* begin Exercise material *

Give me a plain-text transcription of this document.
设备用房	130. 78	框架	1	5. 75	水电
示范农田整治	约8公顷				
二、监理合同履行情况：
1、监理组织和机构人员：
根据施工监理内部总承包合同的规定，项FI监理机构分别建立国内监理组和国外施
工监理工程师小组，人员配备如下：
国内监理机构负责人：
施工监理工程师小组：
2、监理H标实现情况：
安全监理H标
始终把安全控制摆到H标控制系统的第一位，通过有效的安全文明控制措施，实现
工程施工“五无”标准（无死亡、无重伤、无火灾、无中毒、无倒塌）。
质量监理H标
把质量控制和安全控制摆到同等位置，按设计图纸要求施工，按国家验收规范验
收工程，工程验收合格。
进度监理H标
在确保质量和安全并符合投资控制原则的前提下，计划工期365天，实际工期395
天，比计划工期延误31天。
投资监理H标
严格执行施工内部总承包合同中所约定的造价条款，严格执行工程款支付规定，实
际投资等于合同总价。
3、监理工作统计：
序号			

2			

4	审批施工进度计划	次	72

* end Exercise material *

Restate the whole of the material exactly.

Give me a plain-text transcription of this document.
设备用房	130. 78	框架	1	5. 75	水电
示范农田整治	约8公顷				
二、监理合同履行情况：
1、监理组织和机构人员：
根据施工监理内部总承包合同的规定，项FI监理机构分别建立国内监理组和国外施
工监理工程师小组，人员配备如下：
国内监理机构负责人：
施工监理工程师小组：
2、监理H标实现情况：
安全监理H标
始终把安全控制摆到H标控制系统的第一位，通过有效的安全文明控制措施，实现
工程施工“五无”标准（无死亡、无重伤、无火灾、无中毒、无倒塌）。
质量监理H标
把质量控制和安全控制摆到同等位置，按设计图纸要求施工，按国家验收规范验
收工程，工程验收合格。
进度监理H标
在确保质量和安全并符合投资控制原则的前提下，计划工期365天，实际工期395
天，比计划工期延误31天。
投资监理H标
严格执行施工内部总承包合同中所约定的造价条款，严格执行工程款支付规定，实
际投资等于合同总价。
3、监理工作统计：
序号			

2			

4	审批施工进度计划	次	72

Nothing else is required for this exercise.